Reproduce each line exactly.

#### ROWS

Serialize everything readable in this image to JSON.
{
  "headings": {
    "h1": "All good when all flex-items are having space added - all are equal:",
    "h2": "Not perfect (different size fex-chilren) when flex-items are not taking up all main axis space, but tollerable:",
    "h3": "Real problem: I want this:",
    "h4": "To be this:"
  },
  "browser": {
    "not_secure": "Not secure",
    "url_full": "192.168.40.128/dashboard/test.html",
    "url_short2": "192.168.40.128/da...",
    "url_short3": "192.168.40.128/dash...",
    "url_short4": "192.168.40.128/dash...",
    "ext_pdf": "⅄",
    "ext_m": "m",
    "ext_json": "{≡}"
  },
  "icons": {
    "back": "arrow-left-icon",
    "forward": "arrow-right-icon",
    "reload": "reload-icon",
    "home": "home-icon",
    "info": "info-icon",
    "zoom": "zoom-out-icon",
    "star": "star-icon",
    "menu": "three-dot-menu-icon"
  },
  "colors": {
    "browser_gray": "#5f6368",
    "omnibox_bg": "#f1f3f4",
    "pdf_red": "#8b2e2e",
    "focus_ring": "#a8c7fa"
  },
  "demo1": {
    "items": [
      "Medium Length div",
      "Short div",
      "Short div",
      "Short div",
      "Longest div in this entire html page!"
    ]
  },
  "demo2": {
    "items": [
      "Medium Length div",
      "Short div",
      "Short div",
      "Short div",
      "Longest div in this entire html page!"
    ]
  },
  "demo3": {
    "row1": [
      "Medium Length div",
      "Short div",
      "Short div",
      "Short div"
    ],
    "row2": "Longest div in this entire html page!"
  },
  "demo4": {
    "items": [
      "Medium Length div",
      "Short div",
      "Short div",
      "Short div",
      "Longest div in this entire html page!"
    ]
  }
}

########

[THE COMPLETED TASK]
Serialize everything readable in this image to JSON.
{
  "headings": {
    "h1": "All good when all flex-items are having space added - all are equal:",
    "h2": "Not perfect (different size fex-chilren) when flex-items are not taking up all main axis space, but tollerable:",
    "h3": "Real problem: I want this:",
    "h4": "To be this:"
  },
  "browser": {
    "not_secure": "Not secure",
    "url_full": "192.168.40.128/dashboard/test.html",
    "url_short2": "192.168.40.128/da...",
    "url_short3": "192.168.40.128/dash...",
    "url_short4": "192.168.40.128/dash...",
    "ext_pdf": "⅄",
    "ext_m": "m",
    "ext_json": "{≡}"
  },
  "icons": {
    "back": "arrow-left-icon",
    "forward": "arrow-right-icon",
    "reload": "reload-icon",
    "home": "home-icon",
    "info": "info-icon",
    "zoom": "zoom-out-icon",
    "star": "star-icon",
    "menu": "three-dot-menu-icon"
  },
  "colors": {
    "browser_gray": "#5f6368",
    "omnibox_bg": "#f1f3f4",
    "pdf_red": "#8b2e2e",
    "focus_ring": "#a8c7fa"
  },
  "demo1": {
    "items": [
      "Medium Length div",
      "Short div",
      "Short div",
      "Short div",
      "Longest div in this entire html page!"
    ]
  },
  "demo2": {
    "items": [
      "Medium Length div",
      "Short div",
      "Short div",
      "Short div",
      "Longest div in this entire html page!"
    ]
  },
  "demo3": {
    "row1": [
      "Medium Length div",
      "Short div",
      "Short div",
      "Short div"
    ],
    "row2": "Longest div in this entire html page!"
  },
  "demo4": {
    "items": [
      "Medium Length div",
      "Short div",
      "Short div",
      "Short div",
      "Longest div in this entire html page!"
    ]
  }
}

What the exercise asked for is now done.